| Selected excerpt |
────

Historians of this period of medicine in Mexico are lucky to have letters from women who complained about their treatment in hospitals, because these give us a sense of their experiences with scientific racism. When women complained, they focused on the moments in which they felt that their dignity was violated. In 1929, Juan Viveros Valdez complained to General Tapia that his wife’s braided hair had been cut off during her stay in the General Hospital, despite her vehement opposition. Since the shearing of her hair was not necessary for her medical treatment, one must wonder if cutting her braid—a common sign of indigeneity and Mexican tradition—was part of a de-fanaticizing effort on the part of the hospital. If eugenicist doctors saw indigenous women’s bodies as obstacles to progress, it is also clear that they saw religion in the same way. 

For example, one particularly outspoken eugenicist, Gustavo Adolpho Trangay, insisted that eugenics was legitimized by a scientific brand of secular morality. In his words: 

“Religion has always been the most powerful enemy of Science, and that which has most impeded its evolution. Now, it is perfectly understandable that the brainwashed masses would sacrifice their vitality and their well-being in order to honor the prejudices of a conventional morality and unfounded religious precepts.

────

| Stored data |
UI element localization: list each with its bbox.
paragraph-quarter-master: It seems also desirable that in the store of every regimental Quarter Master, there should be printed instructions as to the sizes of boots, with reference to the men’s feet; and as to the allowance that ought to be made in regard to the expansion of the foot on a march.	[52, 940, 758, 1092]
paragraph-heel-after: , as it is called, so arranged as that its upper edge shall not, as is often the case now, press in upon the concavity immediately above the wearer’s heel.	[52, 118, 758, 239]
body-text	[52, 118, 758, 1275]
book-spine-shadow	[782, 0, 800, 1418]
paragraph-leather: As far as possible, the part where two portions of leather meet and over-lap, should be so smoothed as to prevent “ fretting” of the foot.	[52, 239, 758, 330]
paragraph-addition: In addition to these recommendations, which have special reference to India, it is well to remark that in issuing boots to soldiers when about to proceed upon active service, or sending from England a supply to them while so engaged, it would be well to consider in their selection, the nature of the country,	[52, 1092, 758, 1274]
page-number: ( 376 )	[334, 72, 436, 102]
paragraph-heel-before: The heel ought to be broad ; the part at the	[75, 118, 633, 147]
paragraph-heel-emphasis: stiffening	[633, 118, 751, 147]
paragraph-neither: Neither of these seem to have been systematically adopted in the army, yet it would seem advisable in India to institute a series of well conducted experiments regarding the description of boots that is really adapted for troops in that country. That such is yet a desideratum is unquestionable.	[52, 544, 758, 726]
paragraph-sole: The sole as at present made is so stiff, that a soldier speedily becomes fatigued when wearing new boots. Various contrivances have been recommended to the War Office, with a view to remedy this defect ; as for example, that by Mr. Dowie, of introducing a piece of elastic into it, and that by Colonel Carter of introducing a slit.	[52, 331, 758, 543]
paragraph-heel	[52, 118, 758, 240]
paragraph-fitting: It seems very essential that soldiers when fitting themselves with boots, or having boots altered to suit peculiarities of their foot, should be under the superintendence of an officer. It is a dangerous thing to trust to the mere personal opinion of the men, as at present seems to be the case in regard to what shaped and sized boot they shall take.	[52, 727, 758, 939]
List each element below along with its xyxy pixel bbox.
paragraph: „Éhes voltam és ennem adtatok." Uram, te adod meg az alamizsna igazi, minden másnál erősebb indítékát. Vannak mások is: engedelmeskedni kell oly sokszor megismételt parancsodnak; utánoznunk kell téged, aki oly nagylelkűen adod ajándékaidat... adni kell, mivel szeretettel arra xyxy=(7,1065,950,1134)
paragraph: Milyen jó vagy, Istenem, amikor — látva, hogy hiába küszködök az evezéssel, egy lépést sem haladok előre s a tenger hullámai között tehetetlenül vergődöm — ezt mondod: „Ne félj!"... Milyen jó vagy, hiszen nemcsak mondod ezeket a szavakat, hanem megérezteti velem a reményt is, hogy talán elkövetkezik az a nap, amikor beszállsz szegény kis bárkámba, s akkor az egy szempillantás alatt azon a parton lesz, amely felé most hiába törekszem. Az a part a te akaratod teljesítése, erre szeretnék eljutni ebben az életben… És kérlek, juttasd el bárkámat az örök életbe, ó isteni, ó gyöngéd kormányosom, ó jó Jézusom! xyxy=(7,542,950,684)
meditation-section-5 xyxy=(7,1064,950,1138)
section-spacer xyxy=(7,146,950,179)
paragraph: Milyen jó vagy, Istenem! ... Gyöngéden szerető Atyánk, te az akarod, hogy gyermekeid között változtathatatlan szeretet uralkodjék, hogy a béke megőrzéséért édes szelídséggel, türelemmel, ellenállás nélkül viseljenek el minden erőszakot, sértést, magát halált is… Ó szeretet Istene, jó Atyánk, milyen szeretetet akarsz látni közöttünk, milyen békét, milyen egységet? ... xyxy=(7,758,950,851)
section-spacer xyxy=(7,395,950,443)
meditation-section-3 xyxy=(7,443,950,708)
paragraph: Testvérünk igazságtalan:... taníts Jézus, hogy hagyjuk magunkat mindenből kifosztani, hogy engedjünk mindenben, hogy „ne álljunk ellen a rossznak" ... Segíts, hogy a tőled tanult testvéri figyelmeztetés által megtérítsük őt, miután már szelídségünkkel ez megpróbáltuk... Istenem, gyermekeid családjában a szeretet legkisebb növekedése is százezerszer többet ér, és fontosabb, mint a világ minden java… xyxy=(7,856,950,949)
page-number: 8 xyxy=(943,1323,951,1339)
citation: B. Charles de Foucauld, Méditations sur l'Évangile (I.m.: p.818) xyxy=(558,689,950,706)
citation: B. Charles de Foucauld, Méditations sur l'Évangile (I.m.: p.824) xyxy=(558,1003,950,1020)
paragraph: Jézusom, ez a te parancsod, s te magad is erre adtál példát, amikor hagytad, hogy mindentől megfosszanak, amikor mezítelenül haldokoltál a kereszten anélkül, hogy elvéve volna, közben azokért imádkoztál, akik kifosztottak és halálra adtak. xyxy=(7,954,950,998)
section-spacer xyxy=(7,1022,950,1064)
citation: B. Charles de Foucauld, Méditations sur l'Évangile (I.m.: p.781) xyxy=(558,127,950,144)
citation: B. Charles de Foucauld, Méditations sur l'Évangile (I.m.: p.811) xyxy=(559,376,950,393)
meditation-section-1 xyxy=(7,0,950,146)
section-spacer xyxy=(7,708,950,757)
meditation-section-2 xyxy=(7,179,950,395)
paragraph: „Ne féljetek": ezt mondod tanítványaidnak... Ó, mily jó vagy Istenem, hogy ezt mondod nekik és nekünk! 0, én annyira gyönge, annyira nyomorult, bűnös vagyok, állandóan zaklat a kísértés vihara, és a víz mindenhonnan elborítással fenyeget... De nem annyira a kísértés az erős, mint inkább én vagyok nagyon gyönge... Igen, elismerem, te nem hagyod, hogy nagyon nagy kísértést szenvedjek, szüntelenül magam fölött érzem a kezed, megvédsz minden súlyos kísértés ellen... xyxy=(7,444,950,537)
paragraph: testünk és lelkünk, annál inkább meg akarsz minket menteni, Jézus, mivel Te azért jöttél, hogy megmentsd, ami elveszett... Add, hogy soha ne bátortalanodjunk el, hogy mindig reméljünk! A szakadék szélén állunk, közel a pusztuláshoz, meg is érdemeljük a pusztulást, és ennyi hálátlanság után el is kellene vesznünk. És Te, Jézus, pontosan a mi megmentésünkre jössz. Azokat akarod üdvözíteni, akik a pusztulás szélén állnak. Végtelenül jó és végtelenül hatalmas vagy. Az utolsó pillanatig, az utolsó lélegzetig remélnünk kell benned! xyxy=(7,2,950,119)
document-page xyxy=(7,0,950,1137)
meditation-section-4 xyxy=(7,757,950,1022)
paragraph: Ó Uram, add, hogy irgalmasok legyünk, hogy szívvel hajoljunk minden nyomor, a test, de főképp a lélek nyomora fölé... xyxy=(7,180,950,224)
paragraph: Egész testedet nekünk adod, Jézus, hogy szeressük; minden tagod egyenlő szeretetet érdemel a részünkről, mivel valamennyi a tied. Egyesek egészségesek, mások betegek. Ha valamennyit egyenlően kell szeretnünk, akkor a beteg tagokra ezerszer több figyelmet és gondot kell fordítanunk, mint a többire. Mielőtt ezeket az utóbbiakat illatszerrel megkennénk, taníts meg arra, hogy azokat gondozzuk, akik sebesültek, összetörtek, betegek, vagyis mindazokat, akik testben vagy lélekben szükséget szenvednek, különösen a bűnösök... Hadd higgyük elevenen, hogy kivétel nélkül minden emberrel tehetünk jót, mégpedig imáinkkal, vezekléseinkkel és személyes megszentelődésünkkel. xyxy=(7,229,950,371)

────

| Assignment 1 |
From the passage on medicine in Mexico, extract the words from "Historians of this" up to and including "the same way.".
| Assignment 2 |
In the passage on medicine in Mexico, what did Juan Viveros Valdez complain had been done to his wife at the General Hospital?
| Assignment 3 |
Please continue the passage on medicine in Mexico from where it stops.
The lines above were taken from a different source than the passage.

| Expected output 1 |
Historians of this period of medicine in Mexico are lucky to have letters from women who complained about their treatment in hospitals, because these give us a sense of their experiences with scientific racism. When women complained, they focused on the moments in which they felt that their dignity was violated. In 1929, Juan Viveros Valdez complained to General Tapia that his wife’s braided hair had been cut off during her stay in the General Hospital, despite her vehement opposition. Since the shearing of her hair was not necessary for her medical treatment, one must wonder if cutting her braid—a common sign of indigeneity and Mexican tradition—was part of a de-fanaticizing effort on the part of the hospital. If eugenicist doctors saw indigenous women’s bodies as obstacles to progress, it is also clear that they saw religion in the same way.

| Expected output 2 |
Her braided hair was cut off despite her vehement opposition.

| Expected output 3 |
But if doctors possess scientific knowledge, with which, like laws of inheritance, they may legitimately impede the birth of children to sick parents; if doctors rightfully take charge and help to inhibit the birth of infants to homes that are economically unstable; if doctors were permitted to do their work well, they would help avoid the onslaught of sick individuals who are incapable of the struggle for life. 

Indeed, it is ultimately the healthy and capable that society must support. Those doctors, in sum, would act in agreement with Morality, because Morality is the science of well-being.”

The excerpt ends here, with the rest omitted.